GIVEN PROBLEM: Check every line of the material below for the string "this", and return the ones that have it.
··········
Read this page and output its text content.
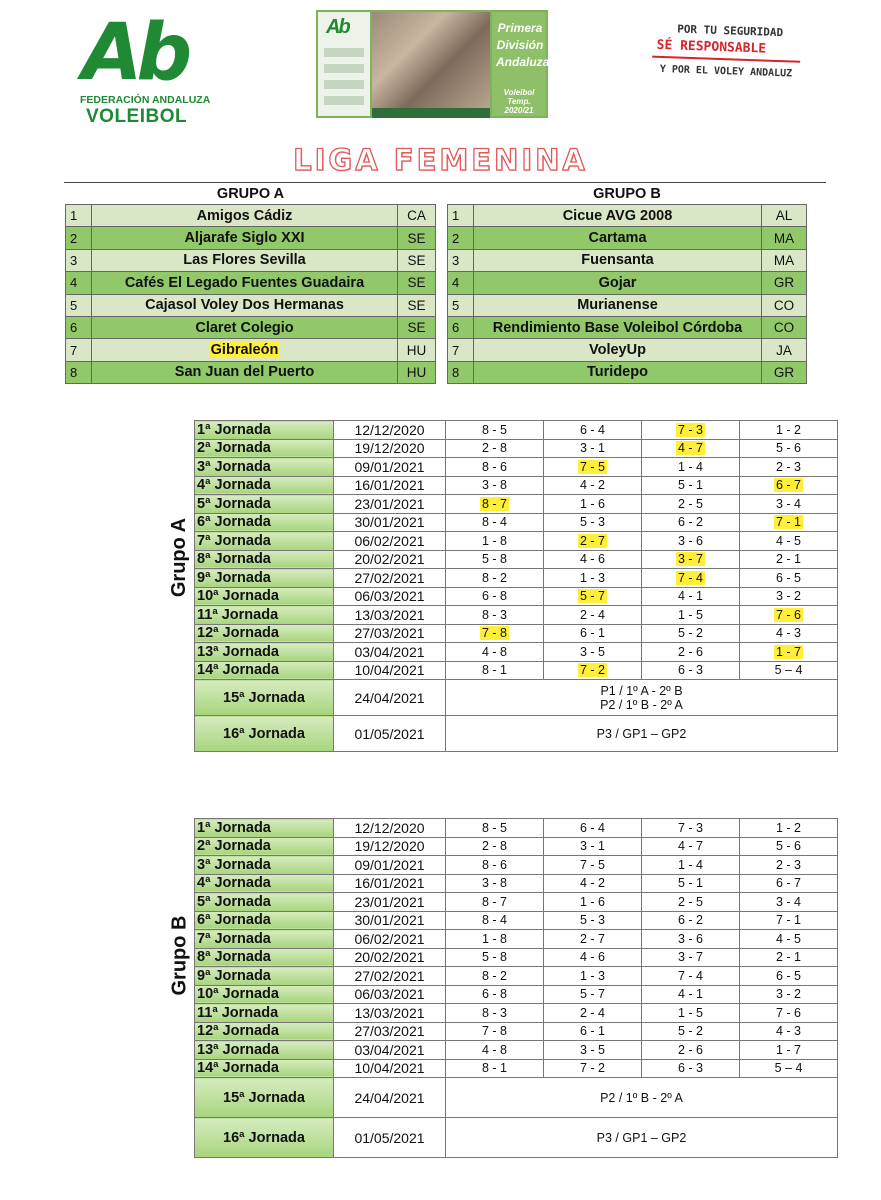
Ab
FEDERACIÓN ANDALUZA
VOLEIBOL
Ab	Primera
División
Andaluza
Voleibol
Temp. 2020/21
POR TU SEGURIDAD
SÉ RESPONSABLE
Y POR EL VOLEY ANDALUZ
LIGA FEMENINA
GRUPO A		
1	Amigos Cádiz	CA
2	Aljarafe Siglo XXI	SE
3	Las Flores Sevilla	SE
4	Cafés El Legado Fuentes Guadaira	SE
5	Cajasol Voley Dos Hermanas	SE
6	Claret Colegio	SE
7	Gibraleón	HU
8	San Juan del Puerto	HU
GRUPO B		
1	Cicue AVG 2008	AL
2	Cartama	MA
3	Fuensanta	MA
4	Gojar	GR
5	Murianense	CO
6	Rendimiento Base Voleibol Córdoba	CO
7	VoleyUp	JA
8	Turidepo	GR
	1ª Jornada	12/12/2020	8 - 5	6 - 4	7 - 3	1 - 2
	2ª Jornada	19/12/2020	2 - 8	3 - 1	4 - 7	5 - 6
	3ª Jornada	09/01/2021	8 - 6	7 - 5	1 - 4	2 - 3
	4ª Jornada	16/01/2021	3 - 8	4 - 2	5 - 1	6 - 7
	5ª Jornada	23/01/2021	8 - 7	1 - 6	2 - 5	3 - 4
	6ª Jornada	30/01/2021	8 - 4	5 - 3	6 - 2	7 - 1
	7ª Jornada	06/02/2021	1 - 8	2 - 7	3 - 6	4 - 5
	8ª Jornada	20/02/2021	5 - 8	4 - 6	3 - 7	2 - 1
	9ª Jornada	27/02/2021	8 - 2	1 - 3	7 - 4	6 - 5
	10ª Jornada	06/03/2021	6 - 8	5 - 7	4 - 1	3 - 2
	11ª Jornada	13/03/2021	8 - 3	2 - 4	1 - 5	7 - 6
	12ª Jornada	27/03/2021	7 - 8	6 - 1	5 - 2	4 - 3
	13ª Jornada	03/04/2021	4 - 8	3 - 5	2 - 6	1 - 7
	14ª Jornada	10/04/2021	8 - 1	7 - 2	6 - 3	5 – 4
	15ª Jornada	24/04/2021	P1 / 1º A - 2º B
P2 / 1º B - 2º A			

	16ª Jornada	01/05/2021	P3 / GP1 – GP2			
Grupo A
	1ª Jornada	12/12/2020	8 - 5	6 - 4	7 - 3	1 - 2
	2ª Jornada	19/12/2020	2 - 8	3 - 1	4 - 7	5 - 6
	3ª Jornada	09/01/2021	8 - 6	7 - 5	1 - 4	2 - 3
	4ª Jornada	16/01/2021	3 - 8	4 - 2	5 - 1	6 - 7
	5ª Jornada	23/01/2021	8 - 7	1 - 6	2 - 5	3 - 4
	6ª Jornada	30/01/2021	8 - 4	5 - 3	6 - 2	7 - 1
	7ª Jornada	06/02/2021	1 - 8	2 - 7	3 - 6	4 - 5
	8ª Jornada	20/02/2021	5 - 8	4 - 6	3 - 7	2 - 1
	9ª Jornada	27/02/2021	8 - 2	1 - 3	7 - 4	6 - 5
	10ª Jornada	06/03/2021	6 - 8	5 - 7	4 - 1	3 - 2
	11ª Jornada	13/03/2021	8 - 3	2 - 4	1 - 5	7 - 6
	12ª Jornada	27/03/2021	7 - 8	6 - 1	5 - 2	4 - 3
	13ª Jornada	03/04/2021	4 - 8	3 - 5	2 - 6	1 - 7
	14ª Jornada	10/04/2021	8 - 1	7 - 2	6 - 3	5 – 4
	15ª Jornada	24/04/2021	P2 / 1º B - 2º A			

	16ª Jornada	01/05/2021	P3 / GP1 – GP2			
Grupo B
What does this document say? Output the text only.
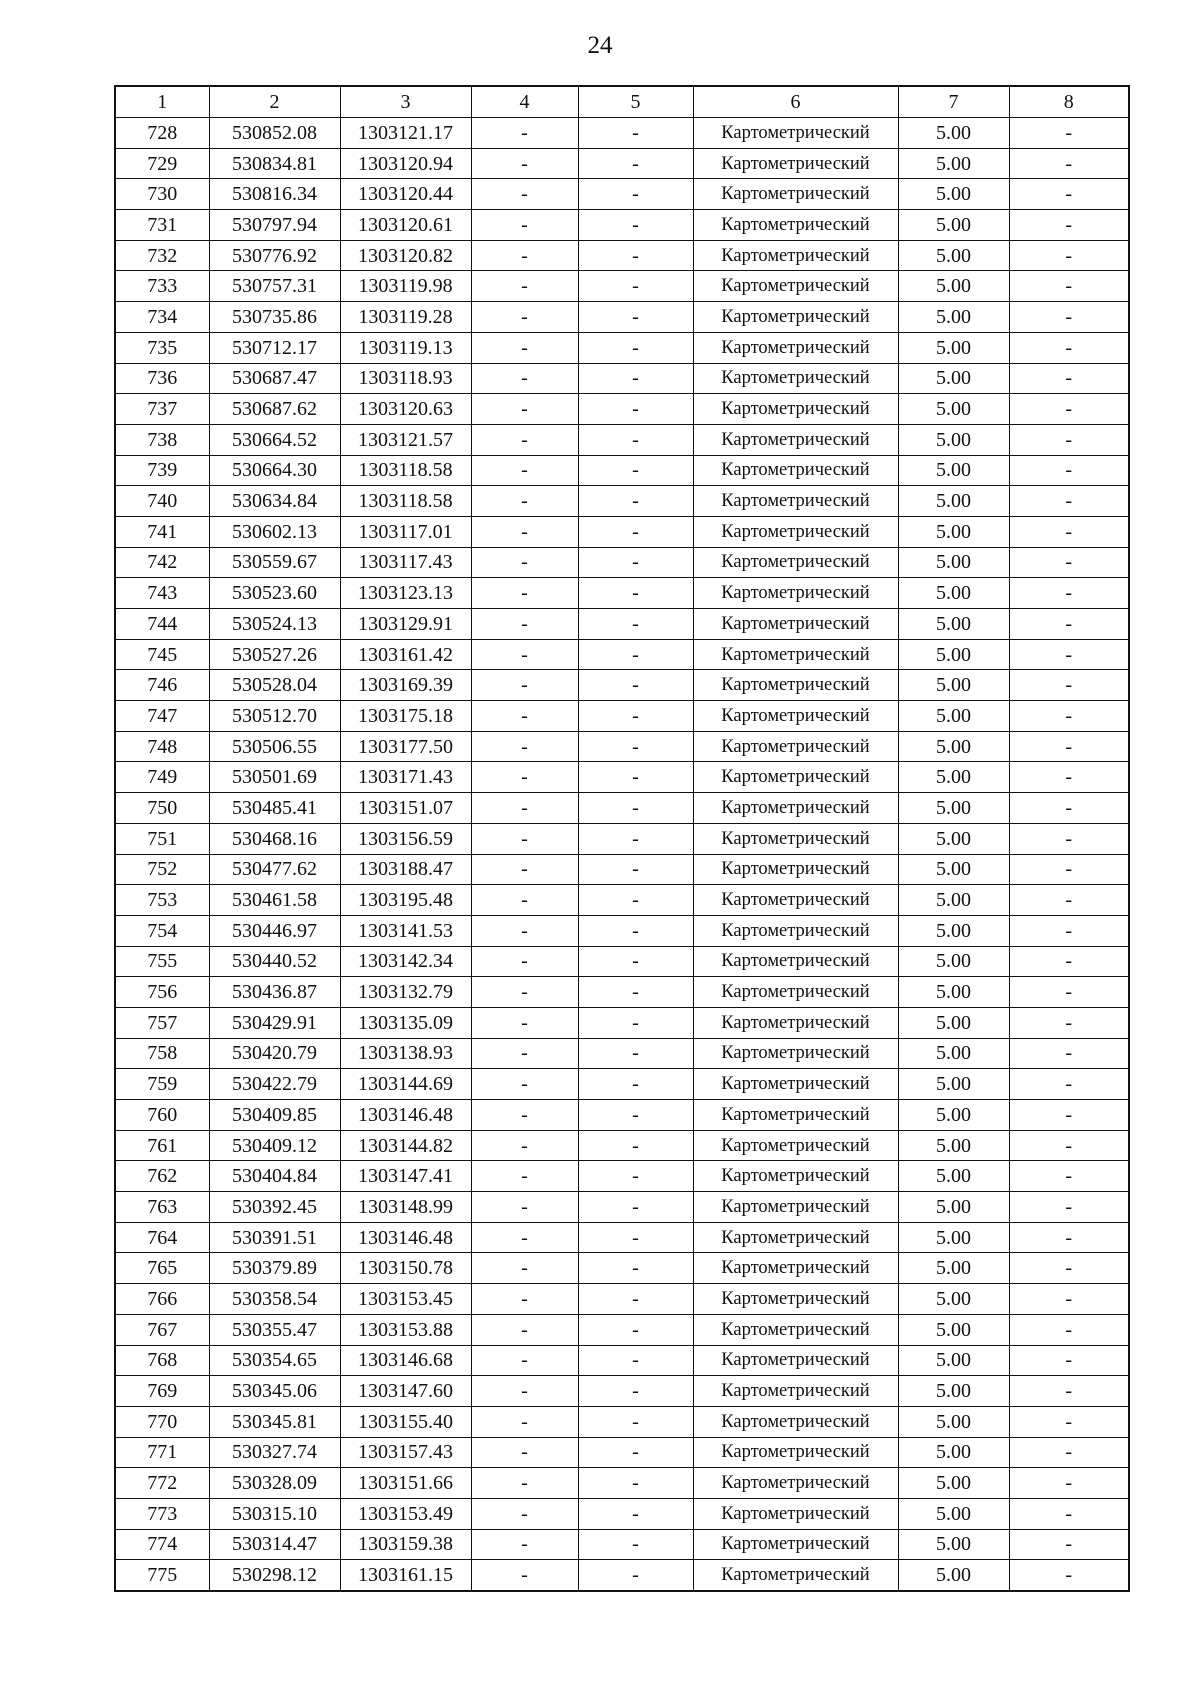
24
1	2	3	4	5	6	7	8
728	530852.08	1303121.17	-	-	Картометрический	5.00	-
729	530834.81	1303120.94	-	-	Картометрический	5.00	-
730	530816.34	1303120.44	-	-	Картометрический	5.00	-
731	530797.94	1303120.61	-	-	Картометрический	5.00	-
732	530776.92	1303120.82	-	-	Картометрический	5.00	-
733	530757.31	1303119.98	-	-	Картометрический	5.00	-
734	530735.86	1303119.28	-	-	Картометрический	5.00	-
735	530712.17	1303119.13	-	-	Картометрический	5.00	-
736	530687.47	1303118.93	-	-	Картометрический	5.00	-
737	530687.62	1303120.63	-	-	Картометрический	5.00	-
738	530664.52	1303121.57	-	-	Картометрический	5.00	-
739	530664.30	1303118.58	-	-	Картометрический	5.00	-
740	530634.84	1303118.58	-	-	Картометрический	5.00	-
741	530602.13	1303117.01	-	-	Картометрический	5.00	-
742	530559.67	1303117.43	-	-	Картометрический	5.00	-
743	530523.60	1303123.13	-	-	Картометрический	5.00	-
744	530524.13	1303129.91	-	-	Картометрический	5.00	-
745	530527.26	1303161.42	-	-	Картометрический	5.00	-
746	530528.04	1303169.39	-	-	Картометрический	5.00	-
747	530512.70	1303175.18	-	-	Картометрический	5.00	-
748	530506.55	1303177.50	-	-	Картометрический	5.00	-
749	530501.69	1303171.43	-	-	Картометрический	5.00	-
750	530485.41	1303151.07	-	-	Картометрический	5.00	-
751	530468.16	1303156.59	-	-	Картометрический	5.00	-
752	530477.62	1303188.47	-	-	Картометрический	5.00	-
753	530461.58	1303195.48	-	-	Картометрический	5.00	-
754	530446.97	1303141.53	-	-	Картометрический	5.00	-
755	530440.52	1303142.34	-	-	Картометрический	5.00	-
756	530436.87	1303132.79	-	-	Картометрический	5.00	-
757	530429.91	1303135.09	-	-	Картометрический	5.00	-
758	530420.79	1303138.93	-	-	Картометрический	5.00	-
759	530422.79	1303144.69	-	-	Картометрический	5.00	-
760	530409.85	1303146.48	-	-	Картометрический	5.00	-
761	530409.12	1303144.82	-	-	Картометрический	5.00	-
762	530404.84	1303147.41	-	-	Картометрический	5.00	-
763	530392.45	1303148.99	-	-	Картометрический	5.00	-
764	530391.51	1303146.48	-	-	Картометрический	5.00	-
765	530379.89	1303150.78	-	-	Картометрический	5.00	-
766	530358.54	1303153.45	-	-	Картометрический	5.00	-
767	530355.47	1303153.88	-	-	Картометрический	5.00	-
768	530354.65	1303146.68	-	-	Картометрический	5.00	-
769	530345.06	1303147.60	-	-	Картометрический	5.00	-
770	530345.81	1303155.40	-	-	Картометрический	5.00	-
771	530327.74	1303157.43	-	-	Картометрический	5.00	-
772	530328.09	1303151.66	-	-	Картометрический	5.00	-
773	530315.10	1303153.49	-	-	Картометрический	5.00	-
774	530314.47	1303159.38	-	-	Картометрический	5.00	-
775	530298.12	1303161.15	-	-	Картометрический	5.00	-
··········
CORRECT RESULT:
Read this page and output its text content.
What does this document say? Output the text only.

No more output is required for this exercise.